◆ What the task asks ◆
Repeat what the lines below say, word for word, and skip every image.

◆ Records supplied ◆
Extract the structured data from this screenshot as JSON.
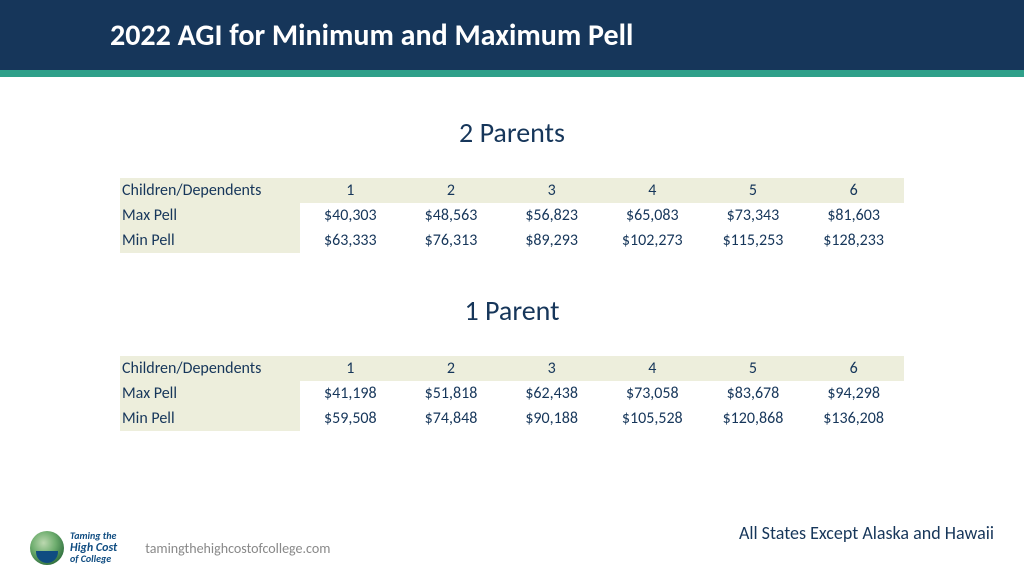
{
  "colors": {
    "navy": "#16365a",
    "teal": "#2fa08a",
    "row_bg": "#edeedc",
    "footer_gray": "#888888"
  },
  "title": "2022 AGI for Minimum and Maximum Pell",
  "section1": {
    "heading": "2 Parents",
    "header_label": "Children/Dependents",
    "cols": [
      "1",
      "2",
      "3",
      "4",
      "5",
      "6"
    ],
    "rows": [
      {
        "label": "Max Pell",
        "values": [
          "$40,303",
          "$48,563",
          "$56,823",
          "$65,083",
          "$73,343",
          "$81,603"
        ]
      },
      {
        "label": "Min Pell",
        "values": [
          "$63,333",
          "$76,313",
          "$89,293",
          "$102,273",
          "$115,253",
          "$128,233"
        ]
      }
    ]
  },
  "section2": {
    "heading": "1 Parent",
    "header_label": "Children/Dependents",
    "cols": [
      "1",
      "2",
      "3",
      "4",
      "5",
      "6"
    ],
    "rows": [
      {
        "label": "Max Pell",
        "values": [
          "$41,198",
          "$51,818",
          "$62,438",
          "$73,058",
          "$83,678",
          "$94,298"
        ]
      },
      {
        "label": "Min Pell",
        "values": [
          "$59,508",
          "$74,848",
          "$90,188",
          "$105,528",
          "$120,868",
          "$136,208"
        ]
      }
    ]
  },
  "footer": {
    "logo_line1": "Taming the",
    "logo_line2": "High Cost",
    "logo_line3": "of College",
    "url": "tamingthehighcostofcollege.com",
    "note": "All States Except Alaska and Hawaii"
  }
}
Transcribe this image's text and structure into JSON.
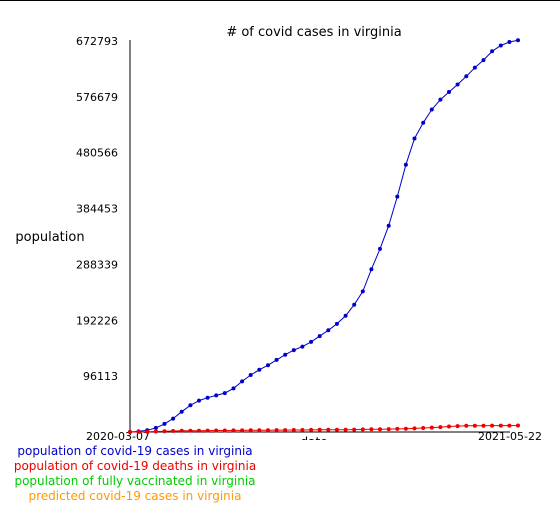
{
  "chart_data": {
    "type": "line",
    "title": "# of covid cases in virginia",
    "xlabel": "date",
    "ylabel": "population",
    "x_tick_labels": [
      "2020-03-07",
      "2021-05-22"
    ],
    "y_tick_labels": [
      "96113",
      "192226",
      "288339",
      "384453",
      "480566",
      "576679",
      "672793"
    ],
    "ylim": [
      0,
      672793
    ],
    "grid": false,
    "legend_position": "bottom-left",
    "series": [
      {
        "name": "population of covid-19 cases in virginia",
        "color": "#0000cc",
        "values": [
          0,
          1000,
          3000,
          7000,
          14000,
          23000,
          35000,
          46000,
          54000,
          59000,
          63000,
          67000,
          75000,
          87000,
          98000,
          107000,
          115000,
          124000,
          133000,
          141000,
          147000,
          155000,
          165000,
          175000,
          186000,
          200000,
          219000,
          242000,
          280000,
          315000,
          355000,
          405000,
          460000,
          505000,
          532000,
          555000,
          572000,
          585000,
          598000,
          612000,
          627000,
          640000,
          655000,
          665000,
          671000,
          674000
        ]
      },
      {
        "name": "population of covid-19 deaths in virginia",
        "color": "#ee0000",
        "values": [
          0,
          100,
          300,
          800,
          1200,
          1700,
          2000,
          2200,
          2300,
          2400,
          2500,
          2600,
          2700,
          2800,
          2900,
          3000,
          3100,
          3200,
          3300,
          3400,
          3500,
          3600,
          3700,
          3800,
          3900,
          4000,
          4200,
          4400,
          4600,
          4800,
          5000,
          5300,
          5700,
          6200,
          6800,
          7500,
          8500,
          9500,
          10200,
          10600,
          10800,
          10900,
          11000,
          11000,
          11000,
          11100
        ]
      },
      {
        "name": "population of fully vaccinated in virginia",
        "color": "#00cc00",
        "values": []
      },
      {
        "name": "predicted covid-19 cases in virginia",
        "color": "#ff9900",
        "values": []
      }
    ]
  }
}
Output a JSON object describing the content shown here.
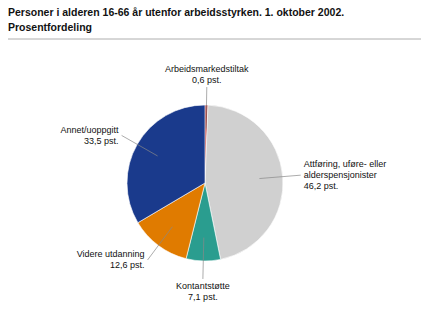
{
  "chart_data": {
    "type": "pie",
    "title": "Personer i alderen 16-66 år utenfor arbeidsstyrken. 1. oktober 2002.",
    "subtitle": "Prosentfordeling",
    "categories": [
      "Arbeidsmarkedstiltak",
      "Attføring, uføre- eller\nalderspensjonister",
      "Kontantstøtte",
      "Videre utdanning",
      "Annet/uoppgitt"
    ],
    "values": [
      0.6,
      46.2,
      7.1,
      12.6,
      33.5
    ],
    "value_labels": [
      "0,6 pst.",
      "46,2 pst.",
      "7,1 pst.",
      "12,6 pst.",
      "33,5 pst."
    ],
    "colors": [
      "#aa1111",
      "#d0d0d0",
      "#2a9d8f",
      "#e07b00",
      "#1a3a8c"
    ],
    "data_labels": true
  }
}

◆ Reply to the task ◆
Extract the structured data from this screenshot as JSON.
{
  "colors": {
    "navy": "#16365a",
    "teal": "#2fa08a",
    "row_bg": "#edeedc",
    "footer_gray": "#888888"
  },
  "title": "2022 AGI for Minimum and Maximum Pell",
  "section1": {
    "heading": "2 Parents",
    "header_label": "Children/Dependents",
    "cols": [
      "1",
      "2",
      "3",
      "4",
      "5",
      "6"
    ],
    "rows": [
      {
        "label": "Max Pell",
        "values": [
          "$40,303",
          "$48,563",
          "$56,823",
          "$65,083",
          "$73,343",
          "$81,603"
        ]
      },
      {
        "label": "Min Pell",
        "values": [
          "$63,333",
          "$76,313",
          "$89,293",
          "$102,273",
          "$115,253",
          "$128,233"
        ]
      }
    ]
  },
  "section2": {
    "heading": "1 Parent",
    "header_label": "Children/Dependents",
    "cols": [
      "1",
      "2",
      "3",
      "4",
      "5",
      "6"
    ],
    "rows": [
      {
        "label": "Max Pell",
        "values": [
          "$41,198",
          "$51,818",
          "$62,438",
          "$73,058",
          "$83,678",
          "$94,298"
        ]
      },
      {
        "label": "Min Pell",
        "values": [
          "$59,508",
          "$74,848",
          "$90,188",
          "$105,528",
          "$120,868",
          "$136,208"
        ]
      }
    ]
  },
  "footer": {
    "logo_line1": "Taming the",
    "logo_line2": "High Cost",
    "logo_line3": "of College",
    "url": "tamingthehighcostofcollege.com",
    "note": "All States Except Alaska and Hawaii"
  }
}
Transcribe this image's text and structure into JSON.
{
  "chart_data": {
    "type": "line",
    "title": "# of covid cases in virginia",
    "xlabel": "date",
    "ylabel": "population",
    "x_tick_labels": [
      "2020-03-07",
      "2021-05-22"
    ],
    "y_tick_labels": [
      "96113",
      "192226",
      "288339",
      "384453",
      "480566",
      "576679",
      "672793"
    ],
    "ylim": [
      0,
      672793
    ],
    "grid": false,
    "legend_position": "bottom-left",
    "series": [
      {
        "name": "population of covid-19 cases in virginia",
        "color": "#0000cc",
        "values": [
          0,
          1000,
          3000,
          7000,
          14000,
          23000,
          35000,
          46000,
          54000,
          59000,
          63000,
          67000,
          75000,
          87000,
          98000,
          107000,
          115000,
          124000,
          133000,
          141000,
          147000,
          155000,
          165000,
          175000,
          186000,
          200000,
          219000,
          242000,
          280000,
          315000,
          355000,
          405000,
          460000,
          505000,
          532000,
          555000,
          572000,
          585000,
          598000,
          612000,
          627000,
          640000,
          655000,
          665000,
          671000,
          674000
        ]
      },
      {
        "name": "population of covid-19 deaths in virginia",
        "color": "#ee0000",
        "values": [
          0,
          100,
          300,
          800,
          1200,
          1700,
          2000,
          2200,
          2300,
          2400,
          2500,
          2600,
          2700,
          2800,
          2900,
          3000,
          3100,
          3200,
          3300,
          3400,
          3500,
          3600,
          3700,
          3800,
          3900,
          4000,
          4200,
          4400,
          4600,
          4800,
          5000,
          5300,
          5700,
          6200,
          6800,
          7500,
          8500,
          9500,
          10200,
          10600,
          10800,
          10900,
          11000,
          11000,
          11000,
          11100
        ]
      },
      {
        "name": "population of fully vaccinated in virginia",
        "color": "#00cc00",
        "values": []
      },
      {
        "name": "predicted covid-19 cases in virginia",
        "color": "#ff9900",
        "values": []
      }
    ]
  }
}
Output a JSON object describing the content shown here.
{
  "chart_data": {
    "type": "pie",
    "title": "Personer i alderen 16-66 år utenfor arbeidsstyrken. 1. oktober 2002.",
    "subtitle": "Prosentfordeling",
    "categories": [
      "Arbeidsmarkedstiltak",
      "Attføring, uføre- eller\nalderspensjonister",
      "Kontantstøtte",
      "Videre utdanning",
      "Annet/uoppgitt"
    ],
    "values": [
      0.6,
      46.2,
      7.1,
      12.6,
      33.5
    ],
    "value_labels": [
      "0,6 pst.",
      "46,2 pst.",
      "7,1 pst.",
      "12,6 pst.",
      "33,5 pst."
    ],
    "colors": [
      "#aa1111",
      "#d0d0d0",
      "#2a9d8f",
      "#e07b00",
      "#1a3a8c"
    ],
    "data_labels": true
  }
}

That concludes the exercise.